In the listing below, locate the lines that hold the string "Current". Copy those lines.

—————

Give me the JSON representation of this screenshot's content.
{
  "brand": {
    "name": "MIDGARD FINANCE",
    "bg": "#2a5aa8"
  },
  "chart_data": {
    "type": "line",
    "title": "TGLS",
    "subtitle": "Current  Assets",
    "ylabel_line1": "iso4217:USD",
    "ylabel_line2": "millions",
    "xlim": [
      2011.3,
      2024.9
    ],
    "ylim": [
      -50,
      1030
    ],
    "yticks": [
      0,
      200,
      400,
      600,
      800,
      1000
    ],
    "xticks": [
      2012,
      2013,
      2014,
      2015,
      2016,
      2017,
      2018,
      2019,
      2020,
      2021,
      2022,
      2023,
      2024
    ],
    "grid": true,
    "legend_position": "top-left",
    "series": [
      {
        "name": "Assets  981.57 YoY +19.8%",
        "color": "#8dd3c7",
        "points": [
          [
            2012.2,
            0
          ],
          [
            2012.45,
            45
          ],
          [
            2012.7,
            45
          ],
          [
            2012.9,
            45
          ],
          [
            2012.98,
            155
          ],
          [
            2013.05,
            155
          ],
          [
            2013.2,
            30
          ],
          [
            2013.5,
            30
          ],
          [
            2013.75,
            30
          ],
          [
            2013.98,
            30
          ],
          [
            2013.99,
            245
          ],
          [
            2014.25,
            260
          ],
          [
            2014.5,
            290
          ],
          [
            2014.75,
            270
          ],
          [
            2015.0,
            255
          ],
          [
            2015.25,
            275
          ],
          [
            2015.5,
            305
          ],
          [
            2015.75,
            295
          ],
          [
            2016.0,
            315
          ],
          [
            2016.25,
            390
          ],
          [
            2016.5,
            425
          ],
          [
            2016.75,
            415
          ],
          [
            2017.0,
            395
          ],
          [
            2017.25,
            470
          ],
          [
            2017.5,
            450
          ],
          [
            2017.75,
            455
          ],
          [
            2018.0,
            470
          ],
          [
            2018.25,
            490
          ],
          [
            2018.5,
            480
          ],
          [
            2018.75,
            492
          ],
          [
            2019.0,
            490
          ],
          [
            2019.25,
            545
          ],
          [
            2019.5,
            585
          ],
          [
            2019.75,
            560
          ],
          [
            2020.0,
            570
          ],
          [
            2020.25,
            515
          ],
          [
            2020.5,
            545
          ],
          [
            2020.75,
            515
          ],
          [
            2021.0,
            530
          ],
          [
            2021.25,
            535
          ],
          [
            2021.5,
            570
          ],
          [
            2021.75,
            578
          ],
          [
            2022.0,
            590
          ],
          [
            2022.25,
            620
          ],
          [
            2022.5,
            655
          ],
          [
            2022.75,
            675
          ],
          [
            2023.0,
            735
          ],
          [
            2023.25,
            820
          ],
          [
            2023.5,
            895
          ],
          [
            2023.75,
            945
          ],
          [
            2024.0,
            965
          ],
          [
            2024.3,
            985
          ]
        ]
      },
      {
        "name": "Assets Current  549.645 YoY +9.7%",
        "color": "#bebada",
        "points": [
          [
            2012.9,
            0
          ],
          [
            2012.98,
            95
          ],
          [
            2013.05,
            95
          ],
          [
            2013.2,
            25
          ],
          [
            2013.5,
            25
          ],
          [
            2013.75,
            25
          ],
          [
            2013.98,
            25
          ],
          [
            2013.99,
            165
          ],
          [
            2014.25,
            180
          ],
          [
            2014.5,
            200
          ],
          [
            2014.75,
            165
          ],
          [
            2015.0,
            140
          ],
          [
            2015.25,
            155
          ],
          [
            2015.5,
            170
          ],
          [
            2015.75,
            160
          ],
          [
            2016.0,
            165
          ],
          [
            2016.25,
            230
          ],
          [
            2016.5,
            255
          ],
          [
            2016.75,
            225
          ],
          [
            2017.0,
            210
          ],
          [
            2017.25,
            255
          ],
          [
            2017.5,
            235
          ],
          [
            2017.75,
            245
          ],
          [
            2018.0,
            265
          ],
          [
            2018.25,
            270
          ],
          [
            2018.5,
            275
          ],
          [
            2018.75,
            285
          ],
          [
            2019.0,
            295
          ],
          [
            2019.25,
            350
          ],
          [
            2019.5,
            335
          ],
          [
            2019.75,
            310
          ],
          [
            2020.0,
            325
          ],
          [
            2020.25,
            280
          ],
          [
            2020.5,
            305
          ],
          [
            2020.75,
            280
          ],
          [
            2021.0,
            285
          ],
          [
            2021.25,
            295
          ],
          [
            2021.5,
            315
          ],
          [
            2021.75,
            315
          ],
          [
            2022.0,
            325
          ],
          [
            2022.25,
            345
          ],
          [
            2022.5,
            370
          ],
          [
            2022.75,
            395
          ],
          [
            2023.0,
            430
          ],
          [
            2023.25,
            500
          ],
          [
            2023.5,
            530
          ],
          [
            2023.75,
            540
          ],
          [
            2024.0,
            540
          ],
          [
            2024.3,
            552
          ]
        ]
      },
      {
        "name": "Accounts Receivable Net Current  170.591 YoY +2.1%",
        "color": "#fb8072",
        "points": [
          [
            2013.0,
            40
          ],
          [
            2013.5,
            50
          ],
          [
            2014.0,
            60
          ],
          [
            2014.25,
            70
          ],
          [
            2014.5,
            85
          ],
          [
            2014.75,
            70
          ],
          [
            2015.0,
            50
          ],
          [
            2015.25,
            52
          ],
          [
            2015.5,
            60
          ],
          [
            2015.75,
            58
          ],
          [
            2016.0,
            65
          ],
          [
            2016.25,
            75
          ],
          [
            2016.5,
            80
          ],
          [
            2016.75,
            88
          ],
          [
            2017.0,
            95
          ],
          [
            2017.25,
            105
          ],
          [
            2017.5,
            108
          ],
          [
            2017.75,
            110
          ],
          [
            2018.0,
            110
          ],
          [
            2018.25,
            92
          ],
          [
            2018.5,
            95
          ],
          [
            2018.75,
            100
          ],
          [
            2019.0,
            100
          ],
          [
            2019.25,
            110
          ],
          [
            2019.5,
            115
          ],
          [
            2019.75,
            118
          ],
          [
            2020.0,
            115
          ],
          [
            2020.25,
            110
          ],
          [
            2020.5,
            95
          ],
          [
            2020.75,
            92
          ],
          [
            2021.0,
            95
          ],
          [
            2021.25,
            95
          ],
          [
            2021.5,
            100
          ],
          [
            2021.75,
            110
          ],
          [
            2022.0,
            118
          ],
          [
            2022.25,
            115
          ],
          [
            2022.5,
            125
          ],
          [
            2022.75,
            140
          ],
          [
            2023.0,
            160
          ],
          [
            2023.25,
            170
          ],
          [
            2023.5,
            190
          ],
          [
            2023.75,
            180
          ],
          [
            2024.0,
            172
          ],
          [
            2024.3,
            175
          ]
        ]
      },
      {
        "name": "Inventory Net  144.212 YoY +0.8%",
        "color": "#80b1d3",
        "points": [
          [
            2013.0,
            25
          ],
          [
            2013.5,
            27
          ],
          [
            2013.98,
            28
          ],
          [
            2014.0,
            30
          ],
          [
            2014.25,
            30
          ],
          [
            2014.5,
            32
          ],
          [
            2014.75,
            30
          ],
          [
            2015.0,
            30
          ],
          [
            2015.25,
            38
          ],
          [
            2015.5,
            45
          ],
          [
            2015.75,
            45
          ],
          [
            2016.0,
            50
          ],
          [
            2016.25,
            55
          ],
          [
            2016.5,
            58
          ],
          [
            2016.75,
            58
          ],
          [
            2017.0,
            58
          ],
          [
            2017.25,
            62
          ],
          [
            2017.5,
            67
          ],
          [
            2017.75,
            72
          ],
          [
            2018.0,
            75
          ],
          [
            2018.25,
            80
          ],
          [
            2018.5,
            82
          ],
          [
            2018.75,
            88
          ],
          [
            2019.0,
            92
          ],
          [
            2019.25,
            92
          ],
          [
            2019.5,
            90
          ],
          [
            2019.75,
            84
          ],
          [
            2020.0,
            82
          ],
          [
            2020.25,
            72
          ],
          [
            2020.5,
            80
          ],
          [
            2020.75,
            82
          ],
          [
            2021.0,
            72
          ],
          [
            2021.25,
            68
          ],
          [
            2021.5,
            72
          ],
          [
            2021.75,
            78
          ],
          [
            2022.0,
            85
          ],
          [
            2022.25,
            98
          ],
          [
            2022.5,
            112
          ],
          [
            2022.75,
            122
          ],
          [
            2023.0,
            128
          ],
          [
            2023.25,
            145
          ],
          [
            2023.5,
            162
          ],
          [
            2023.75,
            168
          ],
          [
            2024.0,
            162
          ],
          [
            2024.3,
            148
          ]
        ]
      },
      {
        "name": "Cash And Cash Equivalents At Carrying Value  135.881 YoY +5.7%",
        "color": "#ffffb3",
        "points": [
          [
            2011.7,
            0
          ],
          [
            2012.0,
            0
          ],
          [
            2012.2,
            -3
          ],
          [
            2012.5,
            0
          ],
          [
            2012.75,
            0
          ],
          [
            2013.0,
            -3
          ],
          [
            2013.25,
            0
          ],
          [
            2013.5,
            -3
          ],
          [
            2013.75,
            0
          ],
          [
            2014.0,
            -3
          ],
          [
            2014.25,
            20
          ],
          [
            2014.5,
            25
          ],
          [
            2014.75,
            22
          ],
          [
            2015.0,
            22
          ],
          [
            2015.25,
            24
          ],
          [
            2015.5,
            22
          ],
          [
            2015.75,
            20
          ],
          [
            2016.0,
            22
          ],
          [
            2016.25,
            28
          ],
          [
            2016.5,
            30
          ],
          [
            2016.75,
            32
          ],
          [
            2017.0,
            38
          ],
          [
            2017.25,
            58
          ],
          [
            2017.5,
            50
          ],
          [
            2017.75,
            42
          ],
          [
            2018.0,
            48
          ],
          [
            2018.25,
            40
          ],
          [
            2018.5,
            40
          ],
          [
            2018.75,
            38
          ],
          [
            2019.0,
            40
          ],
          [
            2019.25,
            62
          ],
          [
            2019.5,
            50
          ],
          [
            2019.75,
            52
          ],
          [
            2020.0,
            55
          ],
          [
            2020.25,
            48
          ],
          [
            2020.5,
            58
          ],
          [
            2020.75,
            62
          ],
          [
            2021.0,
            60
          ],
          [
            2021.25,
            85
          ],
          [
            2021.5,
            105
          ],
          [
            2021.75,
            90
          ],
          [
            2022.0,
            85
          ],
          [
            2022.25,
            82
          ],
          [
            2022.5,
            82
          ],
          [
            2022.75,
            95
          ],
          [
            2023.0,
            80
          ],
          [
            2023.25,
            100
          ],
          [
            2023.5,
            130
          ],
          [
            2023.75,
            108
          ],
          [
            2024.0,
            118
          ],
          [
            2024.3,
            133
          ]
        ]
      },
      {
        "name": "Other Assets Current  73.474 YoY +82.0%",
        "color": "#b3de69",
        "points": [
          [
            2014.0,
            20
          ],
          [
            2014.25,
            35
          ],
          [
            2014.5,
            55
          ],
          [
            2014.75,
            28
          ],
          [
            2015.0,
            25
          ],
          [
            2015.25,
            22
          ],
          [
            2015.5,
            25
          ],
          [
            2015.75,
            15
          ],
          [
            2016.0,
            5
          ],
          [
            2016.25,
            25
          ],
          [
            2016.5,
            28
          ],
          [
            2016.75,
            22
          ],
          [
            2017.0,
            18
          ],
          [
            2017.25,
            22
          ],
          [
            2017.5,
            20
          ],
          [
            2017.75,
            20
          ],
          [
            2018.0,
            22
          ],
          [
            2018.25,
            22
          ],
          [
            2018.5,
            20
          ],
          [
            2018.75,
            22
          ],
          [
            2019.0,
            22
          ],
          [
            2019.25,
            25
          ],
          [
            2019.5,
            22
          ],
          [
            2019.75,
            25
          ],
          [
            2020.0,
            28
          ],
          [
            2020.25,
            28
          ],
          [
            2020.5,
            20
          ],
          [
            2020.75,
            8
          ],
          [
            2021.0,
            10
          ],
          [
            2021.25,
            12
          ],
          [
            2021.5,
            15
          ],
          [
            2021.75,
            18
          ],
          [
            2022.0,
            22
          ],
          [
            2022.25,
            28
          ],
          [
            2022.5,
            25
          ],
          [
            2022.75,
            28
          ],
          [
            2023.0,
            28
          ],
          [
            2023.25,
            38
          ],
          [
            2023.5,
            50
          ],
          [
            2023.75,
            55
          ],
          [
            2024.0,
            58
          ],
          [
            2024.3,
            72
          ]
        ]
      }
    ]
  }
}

—————

FINISHED TASK:
    "subtitle": "Current  Assets",
        "name": "Assets Current  549.645 YoY +9.7%",
        "name": "Accounts Receivable Net Current  170.591 YoY +2.1%",
        "name": "Other Assets Current  73.474 YoY +82.0%",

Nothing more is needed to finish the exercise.